• **EXERCISE TASK**:
Copy all of the material exactly. Pictures are not to appear in the copy.

─── DATASET EXTRACT

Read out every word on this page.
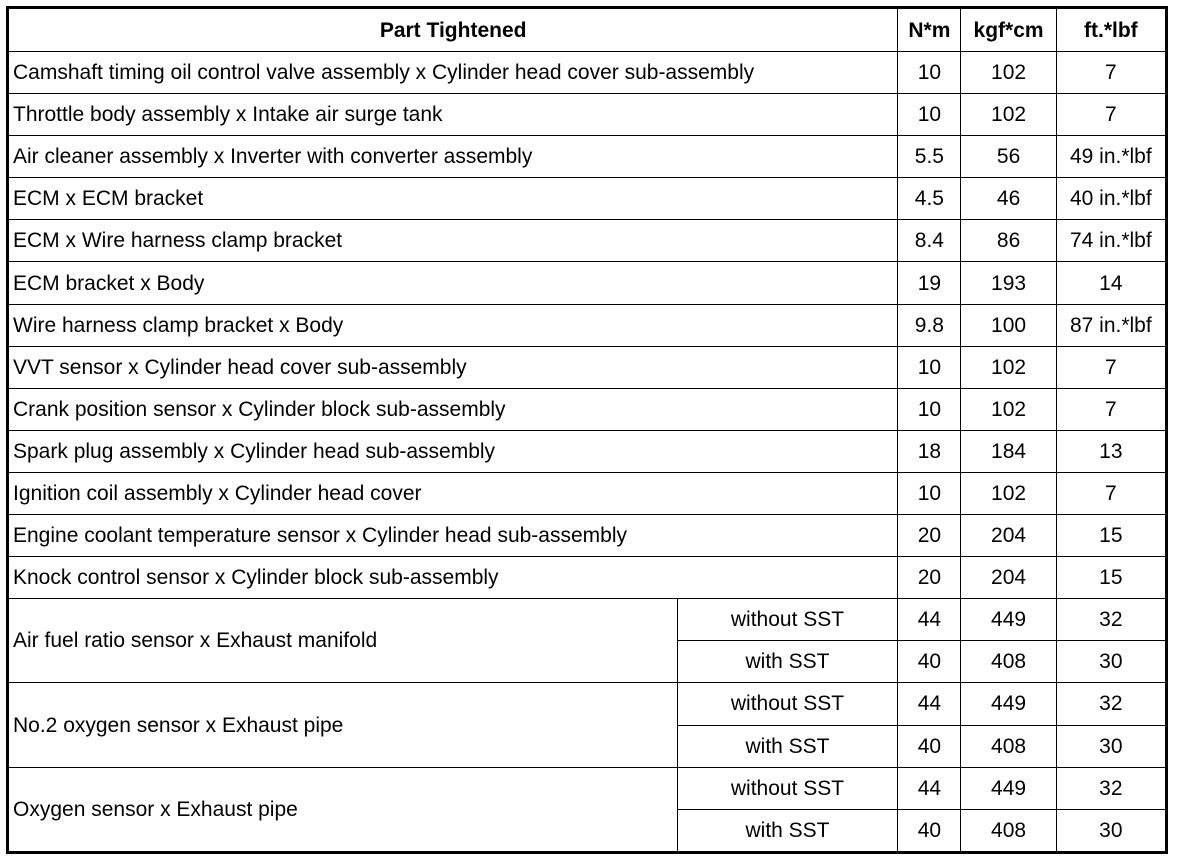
Part Tightened		N*m	kgf*cm	ft.*lbf
Camshaft timing oil control valve assembly x Cylinder head cover sub-assembly		10	102	7
Throttle body assembly x Intake air surge tank		10	102	7
Air cleaner assembly x Inverter with converter assembly		5.5	56	49 in.*lbf
ECM x ECM bracket		4.5	46	40 in.*lbf
ECM x Wire harness clamp bracket		8.4	86	74 in.*lbf
ECM bracket x Body		19	193	14
Wire harness clamp bracket x Body		9.8	100	87 in.*lbf
VVT sensor x Cylinder head cover sub-assembly		10	102	7
Crank position sensor x Cylinder block sub-assembly		10	102	7
Spark plug assembly x Cylinder head sub-assembly		18	184	13
Ignition coil assembly x Cylinder head cover		10	102	7
Engine coolant temperature sensor x Cylinder head sub-assembly		20	204	15
Knock control sensor x Cylinder block sub-assembly		20	204	15
Air fuel ratio sensor x Exhaust manifold	without SST	44	449	32
	with SST	40	408	30
No.2 oxygen sensor x Exhaust pipe	without SST	44	449	32
	with SST	40	408	30
Oxygen sensor x Exhaust pipe	without SST	44	449	32
	with SST	40	408	30
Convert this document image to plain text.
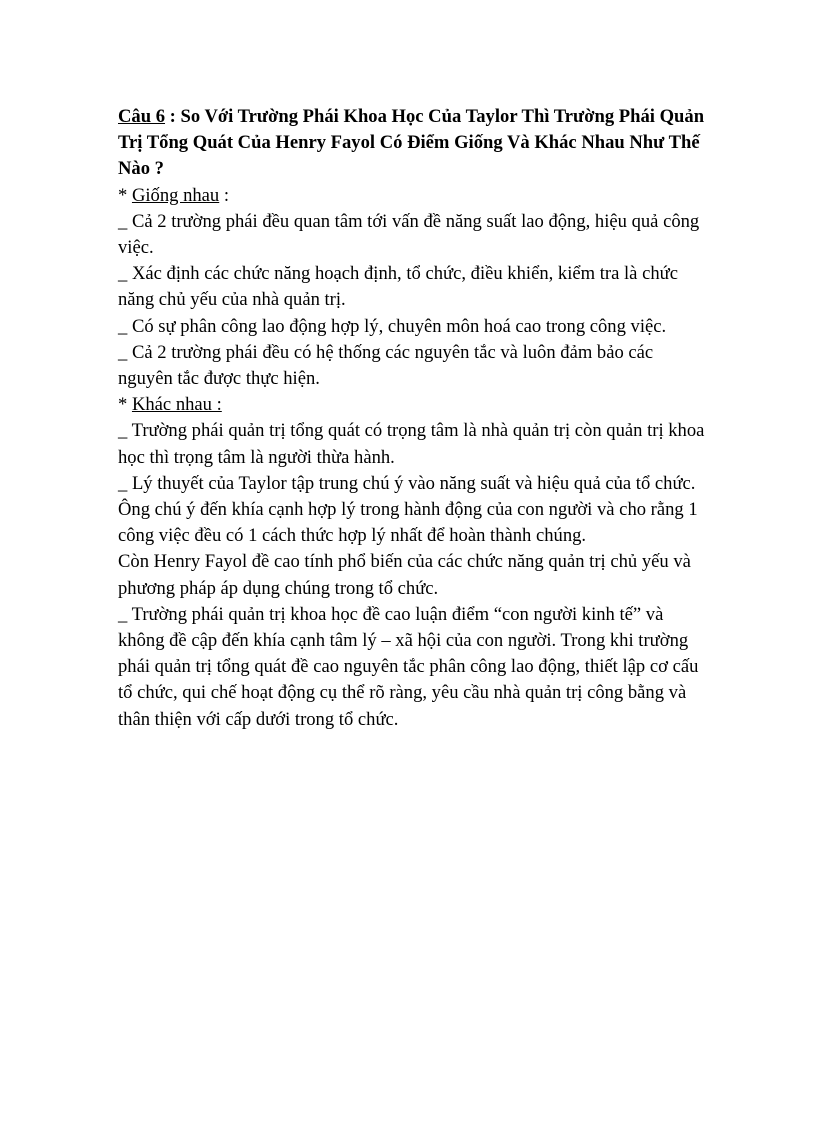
Câu 6 : So Với Trường Phái Khoa Học Của Taylor Thì Trường Phái Quản Trị Tổng Quát Của Henry Fayol Có Điểm Giống Và Khác Nhau Như Thế Nào ?

* Giống nhau :

_ Cả 2 trường phái đều quan tâm tới vấn đề năng suất lao động, hiệu quả công việc.

_ Xác định các chức năng hoạch định, tổ chức, điều khiển, kiểm tra là chức năng chủ yếu của nhà quản trị.

_ Có sự phân công lao động hợp lý, chuyên môn hoá cao trong công việc.

_ Cả 2 trường phái đều có hệ thống các nguyên tắc và luôn đảm bảo các nguyên tắc được thực hiện.

* Khác nhau :

_ Trường phái quản trị tổng quát có trọng tâm là nhà quản trị còn quản trị khoa học thì trọng tâm là người thừa hành.

_ Lý thuyết của Taylor tập trung chú ý vào năng suất và hiệu quả của tổ chức. Ông chú ý đến khía cạnh hợp lý trong hành động của con người và cho rằng 1 công việc đều có 1 cách thức hợp lý nhất để hoàn thành chúng.

Còn Henry Fayol đề cao tính phổ biến của các chức năng quản trị chủ yếu và phương pháp áp dụng chúng trong tổ chức.

_ Trường phái quản trị khoa học đề cao luận điểm “con người kinh tế” và không đề cập đến khía cạnh tâm lý – xã hội của con người. Trong khi trường phái quản trị tổng quát đề cao nguyên tắc phân công lao động, thiết lập cơ cấu tổ chức, qui chế hoạt động cụ thể rõ ràng, yêu cầu nhà quản trị công bằng và thân thiện với cấp dưới trong tổ chức.
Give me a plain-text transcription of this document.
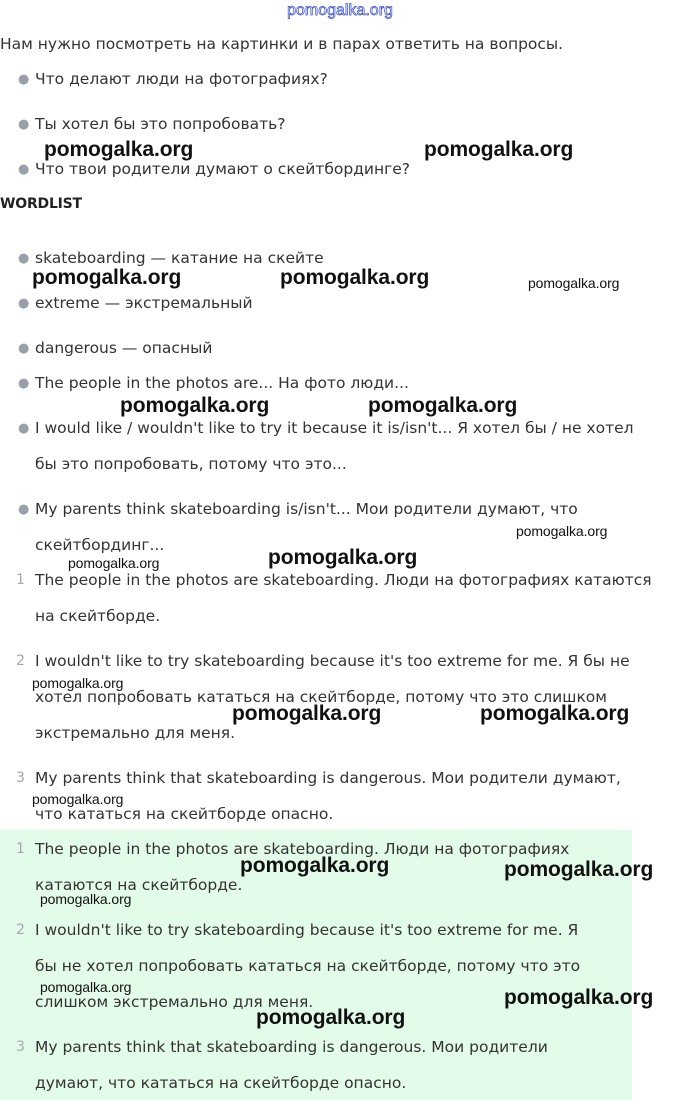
pomogalka.org
Нам нужно посмотреть на картинки и в парах ответить на вопросы.
● Что делают люди на фотографиях?
● Ты хотел бы это попробовать?
● Что твои родители думают о скейтбординге?
WORDLIST
● skateboarding — катание на скейте
● extreme — экстремальный
● dangerous — опасный
● The people in the photos are... На фото люди...
● I would like / wouldn't like to try it because it is/isn't... Я хотел бы / не хотел
бы это попробовать, потому что это...
● My parents think skateboarding is/isn't... Мои родители думают, что
скейтбординг...
1 The people in the photos are skateboarding. Люди на фотографиях катаются
на скейтборде.
2 I wouldn't like to try skateboarding because it's too extreme for me. Я бы не
хотел попробовать кататься на скейтборде, потому что это слишком
экстремально для меня.
3 My parents think that skateboarding is dangerous. Мои родители думают,
что кататься на скейтборде опасно.
1 The people in the photos are skateboarding. Люди на фотографиях
катаются на скейтборде.
2 I wouldn't like to try skateboarding because it's too extreme for me. Я
бы не хотел попробовать кататься на скейтборде, потому что это
слишком экстремально для меня.
3 My parents think that skateboarding is dangerous. Мои родители
думают, что кататься на скейтборде опасно.
pomogalka.org	pomogalka.org
pomogalka.org	pomogalka.org	pomogalka.org
pomogalka.org	pomogalka.org
pomogalka.org
pomogalka.org
pomogalka.org
pomogalka.org
pomogalka.org	pomogalka.org
pomogalka.org
pomogalka.org	pomogalka.org
pomogalka.org
pomogalka.org	pomogalka.org
pomogalka.org
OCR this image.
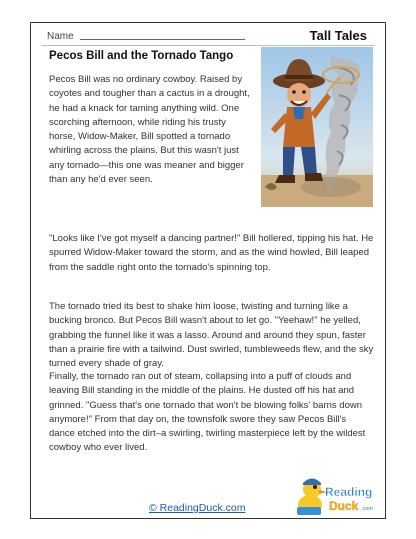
Name	Tall Tales
Pecos Bill and the Tornado Tango

Pecos Bill was no ordinary cowboy. Raised by coyotes and tougher than a cactus in a drought, he had a knack for taming anything wild. One scorching afternoon, while riding his trusty horse, Widow-Maker, Bill spotted a tornado whirling across the plains. But this wasn't just any tornado—this one was meaner and bigger than any he'd ever seen.

"Looks like I've got myself a dancing partner!" Bill hollered, tipping his hat. He spurred Widow-Maker toward the storm, and as the wind howled, Bill leaped from the saddle right onto the tornado's spinning top.

The tornado tried its best to shake him loose, twisting and turning like a bucking bronco. But Pecos Bill wasn't about to let go. "Yeehaw!" he yelled, grabbing the funnel like it was a lasso. Around and around they spun, faster than a prairie fire with a tailwind. Dust swirled, tumbleweeds flew, and the sky turned every shade of gray.

Finally, the tornado ran out of steam, collapsing into a puff of clouds and leaving Bill standing in the middle of the plains. He dusted off his hat and grinned. "Guess that's one tornado that won't be blowing folks' barns down anymore!" From that day on, the townsfolk swore they saw Pecos Bill's dance etched into the dirt–a swirling, twirling masterpiece left by the wildest cowboy who ever lived.

© ReadingDuck.com
Reading
Duck .com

──────

• **REPLY**:
Read out every word on this page.
Part Tightened		N*m	kgf*cm	ft.*lbf
Camshaft timing oil control valve assembly x Cylinder head cover sub-assembly		10	102	7
Throttle body assembly x Intake air surge tank		10	102	7
Air cleaner assembly x Inverter with converter assembly		5.5	56	49 in.*lbf
ECM x ECM bracket		4.5	46	40 in.*lbf
ECM x Wire harness clamp bracket		8.4	86	74 in.*lbf
ECM bracket x Body		19	193	14
Wire harness clamp bracket x Body		9.8	100	87 in.*lbf
VVT sensor x Cylinder head cover sub-assembly		10	102	7
Crank position sensor x Cylinder block sub-assembly		10	102	7
Spark plug assembly x Cylinder head sub-assembly		18	184	13
Ignition coil assembly x Cylinder head cover		10	102	7
Engine coolant temperature sensor x Cylinder head sub-assembly		20	204	15
Knock control sensor x Cylinder block sub-assembly		20	204	15
Air fuel ratio sensor x Exhaust manifold	without SST	44	449	32
	with SST	40	408	30
No.2 oxygen sensor x Exhaust pipe	without SST	44	449	32
	with SST	40	408	30
Oxygen sensor x Exhaust pipe	without SST	44	449	32
	with SST	40	408	30
Convert this document image to plain text.
Câu 6 : So Với Trường Phái Khoa Học Của Taylor Thì Trường Phái Quản Trị Tổng Quát Của Henry Fayol Có Điểm Giống Và Khác Nhau Như Thế Nào ?

* Giống nhau :

_ Cả 2 trường phái đều quan tâm tới vấn đề năng suất lao động, hiệu quả công việc.

_ Xác định các chức năng hoạch định, tổ chức, điều khiển, kiểm tra là chức năng chủ yếu của nhà quản trị.

_ Có sự phân công lao động hợp lý, chuyên môn hoá cao trong công việc.

_ Cả 2 trường phái đều có hệ thống các nguyên tắc và luôn đảm bảo các nguyên tắc được thực hiện.

* Khác nhau :

_ Trường phái quản trị tổng quát có trọng tâm là nhà quản trị còn quản trị khoa học thì trọng tâm là người thừa hành.

_ Lý thuyết của Taylor tập trung chú ý vào năng suất và hiệu quả của tổ chức. Ông chú ý đến khía cạnh hợp lý trong hành động của con người và cho rằng 1 công việc đều có 1 cách thức hợp lý nhất để hoàn thành chúng.

Còn Henry Fayol đề cao tính phổ biến của các chức năng quản trị chủ yếu và phương pháp áp dụng chúng trong tổ chức.

_ Trường phái quản trị khoa học đề cao luận điểm “con người kinh tế” và không đề cập đến khía cạnh tâm lý – xã hội của con người. Trong khi trường phái quản trị tổng quát đề cao nguyên tắc phân công lao động, thiết lập cơ cấu tổ chức, qui chế hoạt động cụ thể rõ ràng, yêu cầu nhà quản trị công bằng và thân thiện với cấp dưới trong tổ chức.
Give me a plain-text transcription of this document.
pomogalka.org
Нам нужно посмотреть на картинки и в парах ответить на вопросы.
● Что делают люди на фотографиях?
● Ты хотел бы это попробовать?
● Что твои родители думают о скейтбординге?
WORDLIST
● skateboarding — катание на скейте
● extreme — экстремальный
● dangerous — опасный
● The people in the photos are... На фото люди...
● I would like / wouldn't like to try it because it is/isn't... Я хотел бы / не хотел
бы это попробовать, потому что это...
● My parents think skateboarding is/isn't... Мои родители думают, что
скейтбординг...
1 The people in the photos are skateboarding. Люди на фотографиях катаются
на скейтборде.
2 I wouldn't like to try skateboarding because it's too extreme for me. Я бы не
хотел попробовать кататься на скейтборде, потому что это слишком
экстремально для меня.
3 My parents think that skateboarding is dangerous. Мои родители думают,
что кататься на скейтборде опасно.
1 The people in the photos are skateboarding. Люди на фотографиях
катаются на скейтборде.
2 I wouldn't like to try skateboarding because it's too extreme for me. Я
бы не хотел попробовать кататься на скейтборде, потому что это
слишком экстремально для меня.
3 My parents think that skateboarding is dangerous. Мои родители
думают, что кататься на скейтборде опасно.
pomogalka.org	pomogalka.org
pomogalka.org	pomogalka.org	pomogalka.org
pomogalka.org	pomogalka.org
pomogalka.org
pomogalka.org
pomogalka.org
pomogalka.org
pomogalka.org	pomogalka.org
pomogalka.org
pomogalka.org	pomogalka.org
pomogalka.org
pomogalka.org	pomogalka.org
pomogalka.org
OCR this image.
Name	Tall Tales
Pecos Bill and the Tornado Tango

Pecos Bill was no ordinary cowboy. Raised by coyotes and tougher than a cactus in a drought, he had a knack for taming anything wild. One scorching afternoon, while riding his trusty horse, Widow-Maker, Bill spotted a tornado whirling across the plains. But this wasn't just any tornado—this one was meaner and bigger than any he'd ever seen.

"Looks like I've got myself a dancing partner!" Bill hollered, tipping his hat. He spurred Widow-Maker toward the storm, and as the wind howled, Bill leaped from the saddle right onto the tornado's spinning top.

The tornado tried its best to shake him loose, twisting and turning like a bucking bronco. But Pecos Bill wasn't about to let go. "Yeehaw!" he yelled, grabbing the funnel like it was a lasso. Around and around they spun, faster than a prairie fire with a tailwind. Dust swirled, tumbleweeds flew, and the sky turned every shade of gray.

Finally, the tornado ran out of steam, collapsing into a puff of clouds and leaving Bill standing in the middle of the plains. He dusted off his hat and grinned. "Guess that's one tornado that won't be blowing folks' barns down anymore!" From that day on, the townsfolk swore they saw Pecos Bill's dance etched into the dirt–a swirling, twirling masterpiece left by the wildest cowboy who ever lived.

© ReadingDuck.com
Reading
Duck .com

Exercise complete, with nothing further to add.